Aim of the exercise: Repeat all the material exactly; pictures stay out of your copy.

Collected data
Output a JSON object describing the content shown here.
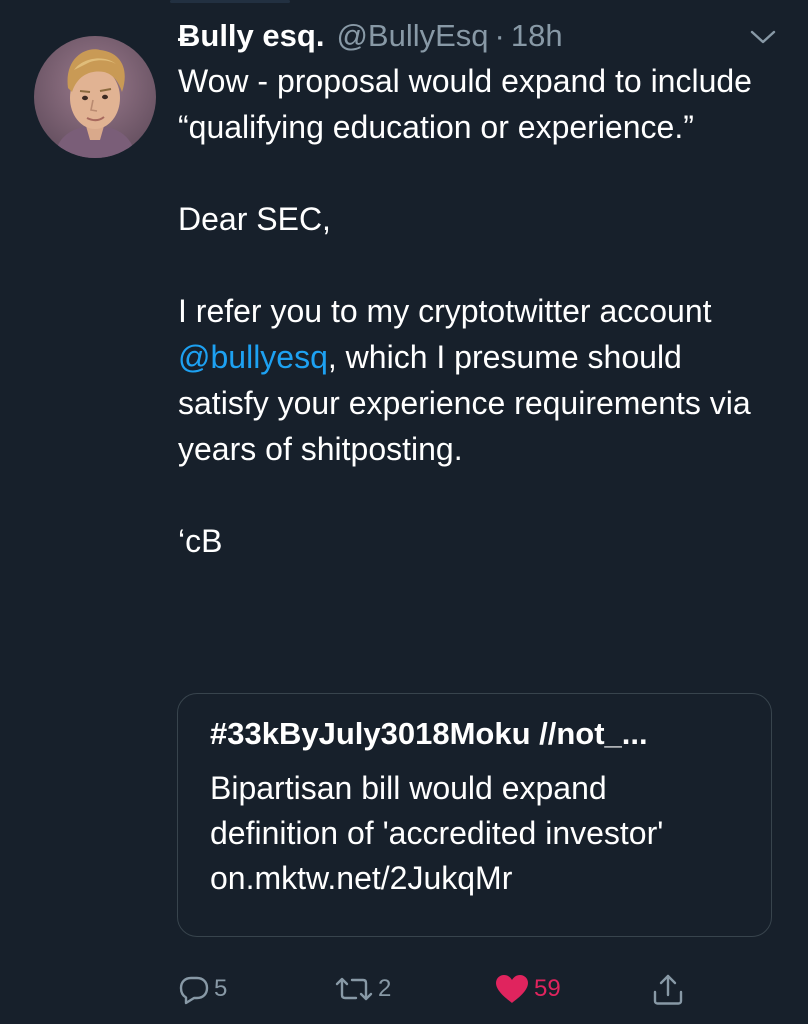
{
  "user": {
    "display_name": "Ƀully esq.",
    "handle": "@BullyEsq",
    "separator": "·",
    "time": "18h"
  },
  "tweet": {
    "paragraph1": "Wow - proposal would expand to include “qualifying education or experience.”",
    "paragraph2": "Dear SEC,",
    "paragraph3_before": "I refer you to my cryptotwitter account ",
    "paragraph3_mention": "@bullyesq",
    "paragraph3_after": ", which I presume should satisfy your experience requirements via years of shitposting.",
    "paragraph4": "‘cB"
  },
  "card": {
    "title": "#33kByJuly3018Moku //not_...",
    "description": "Bipartisan bill would expand definition of 'accredited investor' on.mktw.net/2JukqMr"
  },
  "actions": {
    "reply_count": "5",
    "retweet_count": "2",
    "like_count": "59"
  },
  "icons": {
    "reply": "reply-icon",
    "retweet": "retweet-icon",
    "like": "heart-icon",
    "share": "share-icon",
    "caret": "chevron-down-icon"
  },
  "colors": {
    "background": "#17202b",
    "text": "#ffffff",
    "muted": "#8899a6",
    "link": "#1da1f2",
    "like": "#e0245e",
    "border": "#38444d"
  }
}
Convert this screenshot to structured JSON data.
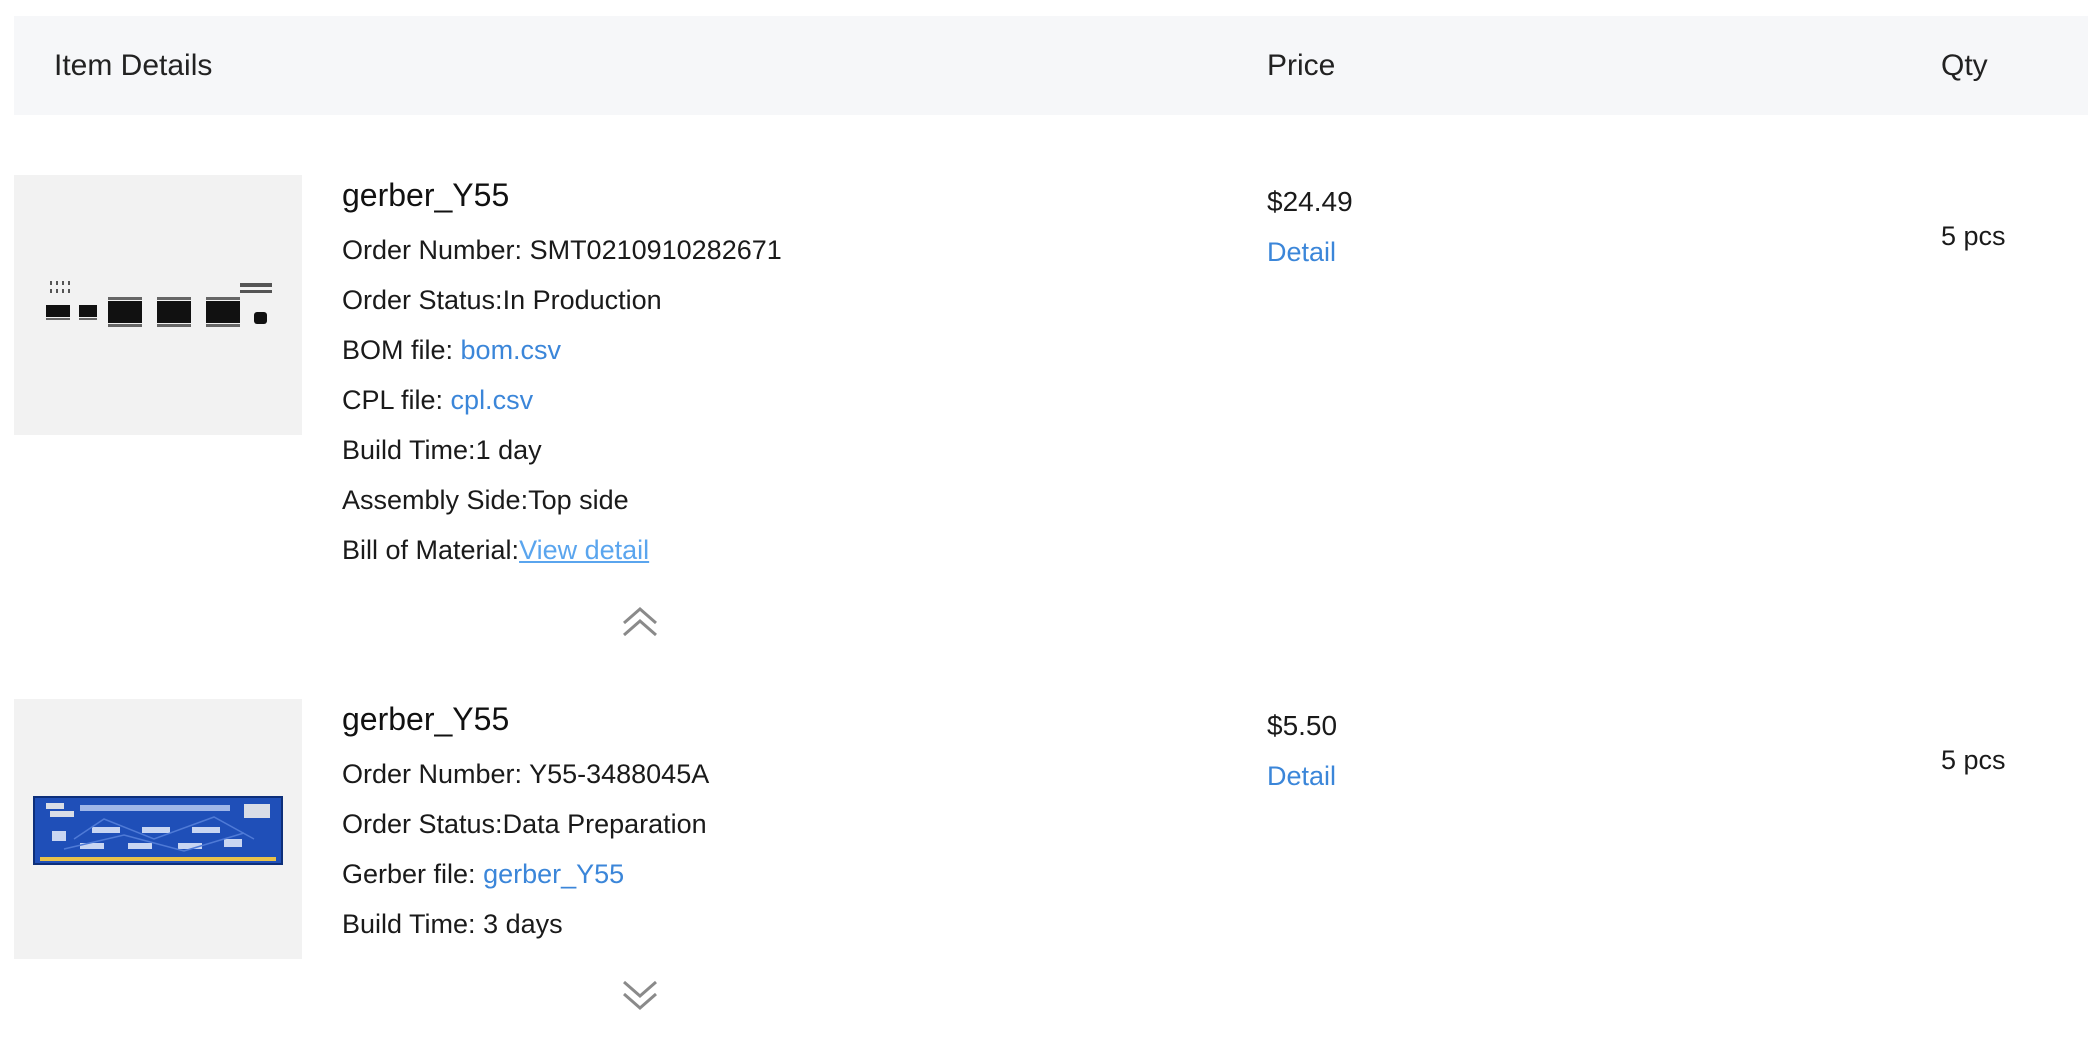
{
  "header": {
    "item_details": "Item Details",
    "price": "Price",
    "qty": "Qty"
  },
  "orders": [
    {
      "title": "gerber_Y55",
      "order_number_label": "Order Number: ",
      "order_number": "SMT0210910282671",
      "status_label": "Order Status:",
      "status": "In Production",
      "bom_label": "BOM file: ",
      "bom_file": "bom.csv",
      "cpl_label": "CPL file: ",
      "cpl_file": "cpl.csv",
      "build_label": "Build Time:",
      "build_time": "1 day",
      "side_label": "Assembly Side:",
      "side": "Top side",
      "bill_label": "Bill of Material:",
      "bill_link": "View detail",
      "price": "$24.49",
      "detail": "Detail",
      "qty": "5 pcs",
      "toggle_icon": "chevron-double-up-icon"
    },
    {
      "title": "gerber_Y55",
      "order_number_label": "Order Number: ",
      "order_number": "Y55-3488045A",
      "status_label": "Order Status:",
      "status": "Data Preparation",
      "gerber_label": "Gerber file: ",
      "gerber_file": "gerber_Y55",
      "build_label": "Build Time: ",
      "build_time": "3 days",
      "price": "$5.50",
      "detail": "Detail",
      "qty": "5 pcs",
      "toggle_icon": "chevron-double-down-icon"
    }
  ],
  "colors": {
    "link": "#3b86d9",
    "header_bg": "#f6f7f9",
    "thumb_bg": "#f2f2f2",
    "pcb_blue": "#1f4fb8"
  }
}
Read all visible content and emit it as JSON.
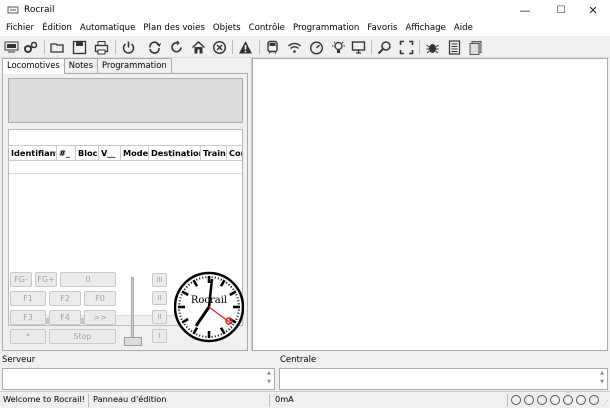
{
  "window": {
    "title": "Rocrail",
    "minimize": "—",
    "maximize": "☐",
    "close": "✕"
  },
  "menu": [
    "Fichier",
    "Édition",
    "Automatique",
    "Plan des voies",
    "Objets",
    "Contrôle",
    "Programmation",
    "Favoris",
    "Affichage",
    "Aide"
  ],
  "toolbar_icons": [
    "rocrail-connect-icon",
    "settings-icon",
    "open-folder-icon",
    "save-icon",
    "print-icon",
    "power-icon",
    "sync-icon",
    "reload-icon",
    "home-icon",
    "cancel-icon",
    "warning-icon",
    "train-icon",
    "wifi-icon",
    "speedometer-icon",
    "lightbulb-icon",
    "monitor-icon",
    "search-icon",
    "fullscreen-icon",
    "bug-icon",
    "list-icon",
    "documents-icon"
  ],
  "tabs": [
    "Locomotives",
    "Notes",
    "Programmation"
  ],
  "grid": {
    "columns": [
      "Identifiant",
      "#_",
      "Bloc",
      "V__",
      "Mode",
      "Destination",
      "Train",
      "Com"
    ]
  },
  "control": {
    "buttons": [
      [
        "FG-",
        "FG+",
        "0"
      ],
      [
        "F1",
        "F2",
        "F0"
      ],
      [
        "F3",
        "F4",
        ">>"
      ],
      [
        "*",
        "Stop"
      ]
    ],
    "side_buttons": [
      "III",
      "II",
      "II",
      "I"
    ]
  },
  "clock_brand": "Rocrail",
  "bottom": {
    "serveur_label": "Serveur",
    "centrale_label": "Centrale"
  },
  "status": {
    "message": "Welcome to Rocrail!",
    "mode": "Panneau d'édition",
    "current": "0mA"
  },
  "colors": {
    "accent_red": "#d42020"
  }
}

Written reply:
Output a JSON object describing the content shown here.
{
  "user": {
    "display_name": "Ƀully esq.",
    "handle": "@BullyEsq",
    "separator": "·",
    "time": "18h"
  },
  "tweet": {
    "paragraph1": "Wow - proposal would expand to include “qualifying education or experience.”",
    "paragraph2": "Dear SEC,",
    "paragraph3_before": "I refer you to my cryptotwitter account ",
    "paragraph3_mention": "@bullyesq",
    "paragraph3_after": ", which I presume should satisfy your experience requirements via years of shitposting.",
    "paragraph4": "‘cB"
  },
  "card": {
    "title": "#33kByJuly3018Moku //not_...",
    "description": "Bipartisan bill would expand definition of 'accredited investor' on.mktw.net/2JukqMr"
  },
  "actions": {
    "reply_count": "5",
    "retweet_count": "2",
    "like_count": "59"
  },
  "icons": {
    "reply": "reply-icon",
    "retweet": "retweet-icon",
    "like": "heart-icon",
    "share": "share-icon",
    "caret": "chevron-down-icon"
  },
  "colors": {
    "background": "#17202b",
    "text": "#ffffff",
    "muted": "#8899a6",
    "link": "#1da1f2",
    "like": "#e0245e",
    "border": "#38444d"
  }
}
Convert this screenshot to structured JSON data.
{
  "header": {
    "item_details": "Item Details",
    "price": "Price",
    "qty": "Qty"
  },
  "orders": [
    {
      "title": "gerber_Y55",
      "order_number_label": "Order Number: ",
      "order_number": "SMT0210910282671",
      "status_label": "Order Status:",
      "status": "In Production",
      "bom_label": "BOM file: ",
      "bom_file": "bom.csv",
      "cpl_label": "CPL file: ",
      "cpl_file": "cpl.csv",
      "build_label": "Build Time:",
      "build_time": "1 day",
      "side_label": "Assembly Side:",
      "side": "Top side",
      "bill_label": "Bill of Material:",
      "bill_link": "View detail",
      "price": "$24.49",
      "detail": "Detail",
      "qty": "5 pcs",
      "toggle_icon": "chevron-double-up-icon"
    },
    {
      "title": "gerber_Y55",
      "order_number_label": "Order Number: ",
      "order_number": "Y55-3488045A",
      "status_label": "Order Status:",
      "status": "Data Preparation",
      "gerber_label": "Gerber file: ",
      "gerber_file": "gerber_Y55",
      "build_label": "Build Time: ",
      "build_time": "3 days",
      "price": "$5.50",
      "detail": "Detail",
      "qty": "5 pcs",
      "toggle_icon": "chevron-double-down-icon"
    }
  ],
  "colors": {
    "link": "#3b86d9",
    "header_bg": "#f6f7f9",
    "thumb_bg": "#f2f2f2",
    "pcb_blue": "#1f4fb8"
  }
}
Read all visible content and emit it as JSON.
{
  "window": {
    "title": "Rocrail",
    "minimize": "—",
    "maximize": "☐",
    "close": "✕"
  },
  "menu": [
    "Fichier",
    "Édition",
    "Automatique",
    "Plan des voies",
    "Objets",
    "Contrôle",
    "Programmation",
    "Favoris",
    "Affichage",
    "Aide"
  ],
  "toolbar_icons": [
    "rocrail-connect-icon",
    "settings-icon",
    "open-folder-icon",
    "save-icon",
    "print-icon",
    "power-icon",
    "sync-icon",
    "reload-icon",
    "home-icon",
    "cancel-icon",
    "warning-icon",
    "train-icon",
    "wifi-icon",
    "speedometer-icon",
    "lightbulb-icon",
    "monitor-icon",
    "search-icon",
    "fullscreen-icon",
    "bug-icon",
    "list-icon",
    "documents-icon"
  ],
  "tabs": [
    "Locomotives",
    "Notes",
    "Programmation"
  ],
  "grid": {
    "columns": [
      "Identifiant",
      "#_",
      "Bloc",
      "V__",
      "Mode",
      "Destination",
      "Train",
      "Com"
    ]
  },
  "control": {
    "buttons": [
      [
        "FG-",
        "FG+",
        "0"
      ],
      [
        "F1",
        "F2",
        "F0"
      ],
      [
        "F3",
        "F4",
        ">>"
      ],
      [
        "*",
        "Stop"
      ]
    ],
    "side_buttons": [
      "III",
      "II",
      "II",
      "I"
    ]
  },
  "clock_brand": "Rocrail",
  "bottom": {
    "serveur_label": "Serveur",
    "centrale_label": "Centrale"
  },
  "status": {
    "message": "Welcome to Rocrail!",
    "mode": "Panneau d'édition",
    "current": "0mA"
  },
  "colors": {
    "accent_red": "#d42020"
  }
}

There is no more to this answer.